**What you will do**:
State the number of lines in these records holding "Pegasystems". Say nothing more.

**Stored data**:
[BEGIN]

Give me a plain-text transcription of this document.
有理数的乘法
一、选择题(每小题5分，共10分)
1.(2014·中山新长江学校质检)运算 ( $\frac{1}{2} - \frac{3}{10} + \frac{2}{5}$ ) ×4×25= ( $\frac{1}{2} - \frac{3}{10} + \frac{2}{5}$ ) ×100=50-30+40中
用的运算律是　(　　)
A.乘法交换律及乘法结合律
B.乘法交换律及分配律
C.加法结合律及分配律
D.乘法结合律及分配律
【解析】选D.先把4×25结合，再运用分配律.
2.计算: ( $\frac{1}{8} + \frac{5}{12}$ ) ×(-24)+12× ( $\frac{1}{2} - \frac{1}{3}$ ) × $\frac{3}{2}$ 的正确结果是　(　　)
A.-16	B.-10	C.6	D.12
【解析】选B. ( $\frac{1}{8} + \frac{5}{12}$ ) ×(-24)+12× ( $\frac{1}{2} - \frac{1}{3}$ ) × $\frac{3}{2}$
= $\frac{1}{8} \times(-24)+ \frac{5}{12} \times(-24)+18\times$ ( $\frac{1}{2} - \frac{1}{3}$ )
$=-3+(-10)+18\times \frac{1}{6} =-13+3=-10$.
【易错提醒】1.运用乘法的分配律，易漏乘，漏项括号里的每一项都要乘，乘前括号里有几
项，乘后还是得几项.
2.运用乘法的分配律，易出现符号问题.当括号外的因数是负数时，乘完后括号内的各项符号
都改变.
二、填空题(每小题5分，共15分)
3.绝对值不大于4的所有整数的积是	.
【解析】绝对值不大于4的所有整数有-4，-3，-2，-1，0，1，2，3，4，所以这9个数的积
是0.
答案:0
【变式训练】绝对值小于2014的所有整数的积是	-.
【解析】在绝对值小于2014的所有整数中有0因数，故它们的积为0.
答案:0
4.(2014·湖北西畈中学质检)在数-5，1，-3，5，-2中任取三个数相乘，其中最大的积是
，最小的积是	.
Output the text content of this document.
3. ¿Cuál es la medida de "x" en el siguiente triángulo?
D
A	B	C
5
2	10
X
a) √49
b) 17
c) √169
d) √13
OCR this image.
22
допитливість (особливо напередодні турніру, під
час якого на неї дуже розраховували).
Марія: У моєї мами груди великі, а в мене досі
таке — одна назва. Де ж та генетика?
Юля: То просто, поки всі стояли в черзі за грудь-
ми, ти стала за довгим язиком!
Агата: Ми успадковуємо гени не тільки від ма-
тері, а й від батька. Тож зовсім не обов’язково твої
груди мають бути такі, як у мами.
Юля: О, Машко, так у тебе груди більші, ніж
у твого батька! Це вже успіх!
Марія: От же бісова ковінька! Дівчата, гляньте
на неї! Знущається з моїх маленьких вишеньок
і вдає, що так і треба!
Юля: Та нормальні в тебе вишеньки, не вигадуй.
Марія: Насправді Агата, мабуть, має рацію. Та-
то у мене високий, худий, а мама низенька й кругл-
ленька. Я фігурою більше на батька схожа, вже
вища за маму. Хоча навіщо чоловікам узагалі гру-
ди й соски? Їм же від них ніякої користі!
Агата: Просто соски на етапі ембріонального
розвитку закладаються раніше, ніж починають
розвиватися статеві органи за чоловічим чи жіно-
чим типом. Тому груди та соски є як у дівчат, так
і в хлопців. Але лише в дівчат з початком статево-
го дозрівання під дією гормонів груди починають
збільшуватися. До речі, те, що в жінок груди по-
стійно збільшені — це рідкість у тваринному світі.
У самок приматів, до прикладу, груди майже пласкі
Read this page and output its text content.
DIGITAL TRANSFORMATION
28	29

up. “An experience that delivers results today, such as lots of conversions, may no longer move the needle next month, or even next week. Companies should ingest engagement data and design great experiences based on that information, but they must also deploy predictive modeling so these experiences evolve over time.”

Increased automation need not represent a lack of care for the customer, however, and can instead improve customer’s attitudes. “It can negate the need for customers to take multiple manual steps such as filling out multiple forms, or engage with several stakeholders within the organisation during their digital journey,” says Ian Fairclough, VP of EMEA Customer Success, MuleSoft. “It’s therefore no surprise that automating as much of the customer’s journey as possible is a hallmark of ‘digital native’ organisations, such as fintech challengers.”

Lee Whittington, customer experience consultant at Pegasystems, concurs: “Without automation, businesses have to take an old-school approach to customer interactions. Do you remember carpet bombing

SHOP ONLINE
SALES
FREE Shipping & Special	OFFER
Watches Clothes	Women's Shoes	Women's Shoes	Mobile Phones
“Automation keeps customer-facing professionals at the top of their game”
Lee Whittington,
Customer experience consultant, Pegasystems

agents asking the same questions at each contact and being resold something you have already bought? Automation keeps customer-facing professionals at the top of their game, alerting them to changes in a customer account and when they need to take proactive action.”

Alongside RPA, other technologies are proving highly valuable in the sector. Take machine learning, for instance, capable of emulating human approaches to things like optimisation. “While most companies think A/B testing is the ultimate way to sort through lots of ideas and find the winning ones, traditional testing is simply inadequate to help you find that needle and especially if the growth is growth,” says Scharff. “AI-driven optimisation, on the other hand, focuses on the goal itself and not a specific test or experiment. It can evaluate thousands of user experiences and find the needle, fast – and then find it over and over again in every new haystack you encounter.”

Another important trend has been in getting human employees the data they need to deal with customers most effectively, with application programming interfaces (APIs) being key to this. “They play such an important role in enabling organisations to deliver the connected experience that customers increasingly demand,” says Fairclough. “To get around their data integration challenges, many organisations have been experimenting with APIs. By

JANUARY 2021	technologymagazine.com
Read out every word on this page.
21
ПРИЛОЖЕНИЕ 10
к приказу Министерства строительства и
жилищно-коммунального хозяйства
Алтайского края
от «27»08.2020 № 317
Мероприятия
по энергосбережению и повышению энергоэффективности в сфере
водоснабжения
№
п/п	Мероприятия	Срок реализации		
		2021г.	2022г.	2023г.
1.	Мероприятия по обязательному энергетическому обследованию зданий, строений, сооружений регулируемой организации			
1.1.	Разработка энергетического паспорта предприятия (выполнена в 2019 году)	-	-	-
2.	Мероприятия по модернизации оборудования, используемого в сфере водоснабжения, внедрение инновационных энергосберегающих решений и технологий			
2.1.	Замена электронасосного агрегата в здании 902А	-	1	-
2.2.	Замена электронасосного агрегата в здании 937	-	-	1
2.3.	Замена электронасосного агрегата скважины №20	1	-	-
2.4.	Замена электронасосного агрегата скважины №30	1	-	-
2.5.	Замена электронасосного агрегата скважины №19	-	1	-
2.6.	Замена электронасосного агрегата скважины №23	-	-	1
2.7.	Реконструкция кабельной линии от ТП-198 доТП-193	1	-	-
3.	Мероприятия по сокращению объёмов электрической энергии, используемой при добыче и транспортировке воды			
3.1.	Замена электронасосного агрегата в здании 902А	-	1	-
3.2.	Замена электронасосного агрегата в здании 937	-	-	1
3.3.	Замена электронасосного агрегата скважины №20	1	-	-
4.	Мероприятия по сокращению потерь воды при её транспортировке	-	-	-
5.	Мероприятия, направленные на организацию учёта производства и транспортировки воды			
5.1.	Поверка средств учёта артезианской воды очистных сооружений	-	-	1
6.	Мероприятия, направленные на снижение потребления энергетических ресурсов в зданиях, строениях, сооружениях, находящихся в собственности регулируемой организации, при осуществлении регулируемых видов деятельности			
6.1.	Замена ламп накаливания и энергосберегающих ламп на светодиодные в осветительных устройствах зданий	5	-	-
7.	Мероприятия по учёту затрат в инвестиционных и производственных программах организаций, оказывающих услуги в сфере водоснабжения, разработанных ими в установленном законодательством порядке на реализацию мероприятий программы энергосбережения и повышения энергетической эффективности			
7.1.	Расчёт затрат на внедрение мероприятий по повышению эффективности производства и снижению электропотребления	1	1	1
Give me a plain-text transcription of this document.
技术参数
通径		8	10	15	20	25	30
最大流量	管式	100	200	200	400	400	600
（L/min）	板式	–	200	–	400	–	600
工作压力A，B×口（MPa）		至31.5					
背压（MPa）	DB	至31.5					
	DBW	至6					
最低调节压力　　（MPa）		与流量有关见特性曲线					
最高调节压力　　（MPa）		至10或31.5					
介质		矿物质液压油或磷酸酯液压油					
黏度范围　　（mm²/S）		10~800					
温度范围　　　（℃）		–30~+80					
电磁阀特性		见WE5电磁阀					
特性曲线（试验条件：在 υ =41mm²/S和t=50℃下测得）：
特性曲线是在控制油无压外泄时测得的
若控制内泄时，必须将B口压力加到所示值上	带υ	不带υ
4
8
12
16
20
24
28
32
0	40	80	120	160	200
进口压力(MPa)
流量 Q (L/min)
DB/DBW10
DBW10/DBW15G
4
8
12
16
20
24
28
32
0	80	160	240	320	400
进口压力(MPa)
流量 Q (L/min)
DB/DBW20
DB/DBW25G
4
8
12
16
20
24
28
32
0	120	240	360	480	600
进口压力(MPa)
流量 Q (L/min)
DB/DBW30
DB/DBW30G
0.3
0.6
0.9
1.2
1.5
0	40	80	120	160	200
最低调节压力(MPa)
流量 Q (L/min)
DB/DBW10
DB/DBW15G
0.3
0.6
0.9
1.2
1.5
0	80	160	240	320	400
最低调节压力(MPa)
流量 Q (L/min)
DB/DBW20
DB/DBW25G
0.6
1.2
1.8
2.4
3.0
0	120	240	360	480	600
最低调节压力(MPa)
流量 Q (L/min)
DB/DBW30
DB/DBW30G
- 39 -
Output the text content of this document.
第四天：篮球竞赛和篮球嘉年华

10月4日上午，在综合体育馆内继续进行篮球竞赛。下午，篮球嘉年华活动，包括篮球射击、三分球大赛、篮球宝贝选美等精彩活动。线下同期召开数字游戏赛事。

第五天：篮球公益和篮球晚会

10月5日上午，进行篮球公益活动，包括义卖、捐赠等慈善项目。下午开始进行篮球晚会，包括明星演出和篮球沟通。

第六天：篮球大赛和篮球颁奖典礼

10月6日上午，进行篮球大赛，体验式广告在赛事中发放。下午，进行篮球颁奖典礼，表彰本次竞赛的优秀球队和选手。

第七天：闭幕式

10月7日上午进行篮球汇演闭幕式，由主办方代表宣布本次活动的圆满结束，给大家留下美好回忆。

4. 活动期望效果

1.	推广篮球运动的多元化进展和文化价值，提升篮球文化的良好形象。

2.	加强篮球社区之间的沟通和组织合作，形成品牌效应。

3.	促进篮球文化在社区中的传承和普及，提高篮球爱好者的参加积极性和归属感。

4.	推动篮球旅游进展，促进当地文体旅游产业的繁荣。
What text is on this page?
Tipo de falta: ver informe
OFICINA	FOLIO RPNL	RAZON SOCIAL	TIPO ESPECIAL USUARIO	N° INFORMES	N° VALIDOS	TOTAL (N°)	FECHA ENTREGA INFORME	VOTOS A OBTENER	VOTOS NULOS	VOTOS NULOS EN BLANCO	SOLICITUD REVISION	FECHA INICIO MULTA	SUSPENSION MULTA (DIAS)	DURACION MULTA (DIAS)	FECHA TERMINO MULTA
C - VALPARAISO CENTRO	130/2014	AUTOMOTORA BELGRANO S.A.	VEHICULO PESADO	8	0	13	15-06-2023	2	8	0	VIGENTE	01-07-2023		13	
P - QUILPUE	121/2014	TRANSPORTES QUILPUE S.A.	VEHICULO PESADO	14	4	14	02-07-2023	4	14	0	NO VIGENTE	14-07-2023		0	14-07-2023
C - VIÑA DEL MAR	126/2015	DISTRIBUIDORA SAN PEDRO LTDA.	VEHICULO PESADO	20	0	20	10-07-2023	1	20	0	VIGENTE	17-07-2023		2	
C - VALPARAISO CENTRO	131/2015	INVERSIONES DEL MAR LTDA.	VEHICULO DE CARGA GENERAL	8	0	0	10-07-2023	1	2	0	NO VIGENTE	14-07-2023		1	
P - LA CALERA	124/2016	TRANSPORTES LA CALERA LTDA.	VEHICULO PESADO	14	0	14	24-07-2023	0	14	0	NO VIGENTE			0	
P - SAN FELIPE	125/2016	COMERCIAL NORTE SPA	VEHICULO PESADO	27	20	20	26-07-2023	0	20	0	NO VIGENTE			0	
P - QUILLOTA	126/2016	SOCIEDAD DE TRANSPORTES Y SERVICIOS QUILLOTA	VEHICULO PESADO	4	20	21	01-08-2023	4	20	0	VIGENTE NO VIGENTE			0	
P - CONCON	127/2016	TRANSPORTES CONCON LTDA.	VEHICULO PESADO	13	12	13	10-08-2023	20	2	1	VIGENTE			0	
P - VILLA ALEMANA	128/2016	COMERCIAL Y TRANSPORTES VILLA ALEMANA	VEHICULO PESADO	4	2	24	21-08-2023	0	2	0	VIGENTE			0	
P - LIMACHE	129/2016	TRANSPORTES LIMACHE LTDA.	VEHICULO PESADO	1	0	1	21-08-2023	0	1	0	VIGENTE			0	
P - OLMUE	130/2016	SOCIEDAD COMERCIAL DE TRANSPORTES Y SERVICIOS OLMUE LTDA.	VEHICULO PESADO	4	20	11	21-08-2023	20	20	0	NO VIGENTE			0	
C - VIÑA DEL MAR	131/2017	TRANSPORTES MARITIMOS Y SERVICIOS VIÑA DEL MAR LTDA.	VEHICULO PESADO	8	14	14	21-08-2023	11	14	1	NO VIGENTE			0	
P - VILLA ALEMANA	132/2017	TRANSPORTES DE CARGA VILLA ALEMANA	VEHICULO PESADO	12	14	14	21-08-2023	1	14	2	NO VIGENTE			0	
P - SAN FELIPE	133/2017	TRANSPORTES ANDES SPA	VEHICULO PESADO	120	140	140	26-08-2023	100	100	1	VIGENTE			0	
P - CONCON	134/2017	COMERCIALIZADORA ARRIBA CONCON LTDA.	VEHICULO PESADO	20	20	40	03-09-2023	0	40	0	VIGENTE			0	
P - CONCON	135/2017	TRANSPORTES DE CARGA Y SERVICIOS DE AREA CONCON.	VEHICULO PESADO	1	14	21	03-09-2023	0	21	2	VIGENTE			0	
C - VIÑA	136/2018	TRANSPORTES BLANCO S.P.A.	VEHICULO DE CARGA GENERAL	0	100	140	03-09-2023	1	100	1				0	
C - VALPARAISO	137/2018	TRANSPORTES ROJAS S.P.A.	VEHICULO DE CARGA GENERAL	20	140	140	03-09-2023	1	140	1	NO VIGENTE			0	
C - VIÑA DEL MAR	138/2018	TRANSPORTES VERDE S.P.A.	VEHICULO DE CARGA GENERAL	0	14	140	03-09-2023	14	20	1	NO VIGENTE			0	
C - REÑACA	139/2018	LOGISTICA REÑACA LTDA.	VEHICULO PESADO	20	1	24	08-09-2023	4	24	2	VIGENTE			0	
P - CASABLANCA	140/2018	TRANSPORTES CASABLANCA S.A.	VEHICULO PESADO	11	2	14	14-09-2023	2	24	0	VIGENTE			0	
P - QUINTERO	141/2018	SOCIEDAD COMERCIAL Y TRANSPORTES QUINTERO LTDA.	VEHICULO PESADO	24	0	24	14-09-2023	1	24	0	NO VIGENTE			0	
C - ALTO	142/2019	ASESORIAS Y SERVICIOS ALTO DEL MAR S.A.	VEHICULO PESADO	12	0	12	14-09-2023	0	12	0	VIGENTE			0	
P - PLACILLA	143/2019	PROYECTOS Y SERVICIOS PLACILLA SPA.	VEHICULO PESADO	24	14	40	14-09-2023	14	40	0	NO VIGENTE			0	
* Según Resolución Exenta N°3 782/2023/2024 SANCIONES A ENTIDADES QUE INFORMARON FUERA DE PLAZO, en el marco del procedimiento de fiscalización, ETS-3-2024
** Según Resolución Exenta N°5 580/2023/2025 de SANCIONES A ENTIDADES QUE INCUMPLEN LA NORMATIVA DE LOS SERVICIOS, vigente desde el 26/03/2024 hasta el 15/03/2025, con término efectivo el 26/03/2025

[END]

**The output**:
2